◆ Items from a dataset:
╔══

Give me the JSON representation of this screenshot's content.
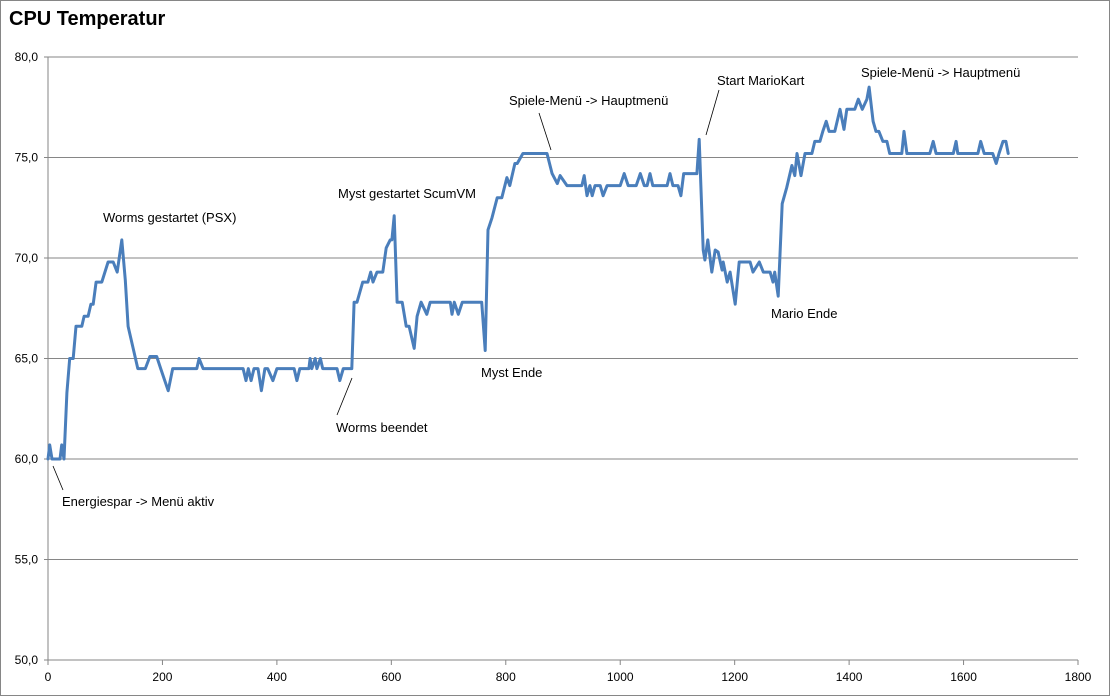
{
  "chart_data": {
    "type": "line",
    "title": "CPU Temperatur",
    "xlabel": "",
    "ylabel": "",
    "xlim": [
      0,
      1800
    ],
    "ylim": [
      50,
      80
    ],
    "grid": "horizontal",
    "legend": "none",
    "line_color": "#4a7ebb",
    "x_ticks": [
      0,
      200,
      400,
      600,
      800,
      1000,
      1200,
      1400,
      1600,
      1800
    ],
    "x_tick_labels": [
      "0",
      "200",
      "400",
      "600",
      "800",
      "1000",
      "1200",
      "1400",
      "1600",
      "1800"
    ],
    "y_ticks": [
      50,
      55,
      60,
      65,
      70,
      75,
      80
    ],
    "y_tick_labels": [
      "50,0",
      "55,0",
      "60,0",
      "65,0",
      "70,0",
      "75,0",
      "80,0"
    ],
    "series": [
      {
        "name": "CPU Temperatur",
        "points": [
          [
            0,
            60.0
          ],
          [
            3,
            60.7
          ],
          [
            7,
            60.0
          ],
          [
            21,
            60.0
          ],
          [
            24,
            60.7
          ],
          [
            28,
            60.0
          ],
          [
            33,
            63.3
          ],
          [
            38,
            65.0
          ],
          [
            44,
            65.0
          ],
          [
            49,
            66.6
          ],
          [
            59,
            66.6
          ],
          [
            63,
            67.1
          ],
          [
            70,
            67.1
          ],
          [
            75,
            67.7
          ],
          [
            79,
            67.7
          ],
          [
            84,
            68.8
          ],
          [
            94,
            68.8
          ],
          [
            105,
            69.8
          ],
          [
            114,
            69.8
          ],
          [
            121,
            69.3
          ],
          [
            129,
            70.9
          ],
          [
            135,
            68.9
          ],
          [
            140,
            66.6
          ],
          [
            157,
            64.5
          ],
          [
            170,
            64.5
          ],
          [
            178,
            65.1
          ],
          [
            190,
            65.1
          ],
          [
            197,
            64.5
          ],
          [
            210,
            63.4
          ],
          [
            218,
            64.5
          ],
          [
            260,
            64.5
          ],
          [
            264,
            65.0
          ],
          [
            271,
            64.5
          ],
          [
            341,
            64.5
          ],
          [
            346,
            63.9
          ],
          [
            350,
            64.5
          ],
          [
            355,
            63.9
          ],
          [
            360,
            64.5
          ],
          [
            367,
            64.5
          ],
          [
            373,
            63.4
          ],
          [
            379,
            64.5
          ],
          [
            384,
            64.5
          ],
          [
            393,
            63.9
          ],
          [
            400,
            64.5
          ],
          [
            430,
            64.5
          ],
          [
            435,
            63.9
          ],
          [
            440,
            64.5
          ],
          [
            456,
            64.5
          ],
          [
            458,
            65.0
          ],
          [
            461,
            64.5
          ],
          [
            467,
            65.0
          ],
          [
            470,
            64.5
          ],
          [
            476,
            65.0
          ],
          [
            480,
            64.5
          ],
          [
            505,
            64.5
          ],
          [
            510,
            63.9
          ],
          [
            516,
            64.5
          ],
          [
            531,
            64.5
          ],
          [
            535,
            67.8
          ],
          [
            540,
            67.8
          ],
          [
            550,
            68.8
          ],
          [
            559,
            68.8
          ],
          [
            564,
            69.3
          ],
          [
            568,
            68.8
          ],
          [
            575,
            69.3
          ],
          [
            585,
            69.3
          ],
          [
            591,
            70.5
          ],
          [
            598,
            70.9
          ],
          [
            601,
            70.9
          ],
          [
            605,
            72.1
          ],
          [
            610,
            67.8
          ],
          [
            619,
            67.8
          ],
          [
            626,
            66.6
          ],
          [
            631,
            66.6
          ],
          [
            640,
            65.5
          ],
          [
            645,
            67.1
          ],
          [
            652,
            67.8
          ],
          [
            662,
            67.2
          ],
          [
            668,
            67.8
          ],
          [
            703,
            67.8
          ],
          [
            706,
            67.2
          ],
          [
            710,
            67.8
          ],
          [
            717,
            67.2
          ],
          [
            724,
            67.8
          ],
          [
            758,
            67.8
          ],
          [
            764,
            65.4
          ],
          [
            769,
            71.4
          ],
          [
            776,
            72.0
          ],
          [
            785,
            73.0
          ],
          [
            793,
            73.0
          ],
          [
            802,
            74.0
          ],
          [
            807,
            73.6
          ],
          [
            816,
            74.7
          ],
          [
            820,
            74.7
          ],
          [
            830,
            75.2
          ],
          [
            872,
            75.2
          ],
          [
            881,
            74.2
          ],
          [
            890,
            73.7
          ],
          [
            895,
            74.1
          ],
          [
            907,
            73.6
          ],
          [
            933,
            73.6
          ],
          [
            937,
            74.1
          ],
          [
            942,
            73.1
          ],
          [
            947,
            73.6
          ],
          [
            951,
            73.1
          ],
          [
            956,
            73.6
          ],
          [
            965,
            73.6
          ],
          [
            970,
            73.1
          ],
          [
            977,
            73.6
          ],
          [
            1000,
            73.6
          ],
          [
            1007,
            74.2
          ],
          [
            1014,
            73.6
          ],
          [
            1028,
            73.6
          ],
          [
            1035,
            74.2
          ],
          [
            1042,
            73.6
          ],
          [
            1047,
            73.6
          ],
          [
            1052,
            74.2
          ],
          [
            1057,
            73.6
          ],
          [
            1082,
            73.6
          ],
          [
            1087,
            74.2
          ],
          [
            1092,
            73.6
          ],
          [
            1101,
            73.6
          ],
          [
            1106,
            73.1
          ],
          [
            1111,
            74.2
          ],
          [
            1134,
            74.2
          ],
          [
            1138,
            75.9
          ],
          [
            1145,
            70.4
          ],
          [
            1148,
            69.9
          ],
          [
            1153,
            70.9
          ],
          [
            1160,
            69.3
          ],
          [
            1166,
            70.4
          ],
          [
            1171,
            70.3
          ],
          [
            1178,
            69.4
          ],
          [
            1180,
            69.8
          ],
          [
            1187,
            68.8
          ],
          [
            1192,
            69.3
          ],
          [
            1201,
            67.7
          ],
          [
            1208,
            69.8
          ],
          [
            1227,
            69.8
          ],
          [
            1232,
            69.3
          ],
          [
            1243,
            69.8
          ],
          [
            1250,
            69.3
          ],
          [
            1262,
            69.3
          ],
          [
            1267,
            68.8
          ],
          [
            1270,
            69.3
          ],
          [
            1276,
            68.1
          ],
          [
            1283,
            72.7
          ],
          [
            1291,
            73.5
          ],
          [
            1300,
            74.6
          ],
          [
            1305,
            74.1
          ],
          [
            1309,
            75.2
          ],
          [
            1316,
            74.1
          ],
          [
            1323,
            75.2
          ],
          [
            1335,
            75.2
          ],
          [
            1340,
            75.8
          ],
          [
            1349,
            75.8
          ],
          [
            1354,
            76.3
          ],
          [
            1360,
            76.8
          ],
          [
            1365,
            76.3
          ],
          [
            1375,
            76.3
          ],
          [
            1384,
            77.4
          ],
          [
            1391,
            76.4
          ],
          [
            1396,
            77.4
          ],
          [
            1410,
            77.4
          ],
          [
            1416,
            77.9
          ],
          [
            1423,
            77.4
          ],
          [
            1431,
            77.9
          ],
          [
            1435,
            78.5
          ],
          [
            1442,
            76.8
          ],
          [
            1447,
            76.3
          ],
          [
            1452,
            76.3
          ],
          [
            1459,
            75.8
          ],
          [
            1466,
            75.8
          ],
          [
            1471,
            75.2
          ],
          [
            1492,
            75.2
          ],
          [
            1496,
            76.3
          ],
          [
            1501,
            75.2
          ],
          [
            1541,
            75.2
          ],
          [
            1547,
            75.8
          ],
          [
            1552,
            75.2
          ],
          [
            1582,
            75.2
          ],
          [
            1587,
            75.8
          ],
          [
            1590,
            75.2
          ],
          [
            1625,
            75.2
          ],
          [
            1630,
            75.8
          ],
          [
            1636,
            75.2
          ],
          [
            1651,
            75.2
          ],
          [
            1657,
            74.7
          ],
          [
            1662,
            75.2
          ],
          [
            1669,
            75.8
          ],
          [
            1674,
            75.8
          ],
          [
            1678,
            75.2
          ]
        ]
      }
    ],
    "annotations": [
      "Energiespar -> Menü aktiv",
      "Worms gestartet (PSX)",
      "Worms beendet",
      "Myst gestartet ScumVM",
      "Myst Ende",
      "Spiele-Menü -> Hauptmenü",
      "Start MarioKart",
      "Mario Ende",
      "Spiele-Menü -> Hauptmenü"
    ]
  }
}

╚══

Copy all lines from the material that hold "gestartet".

◆ EXERCISE RESPONSE:
      "Worms gestartet (PSX)",
      "Myst gestartet ScumVM",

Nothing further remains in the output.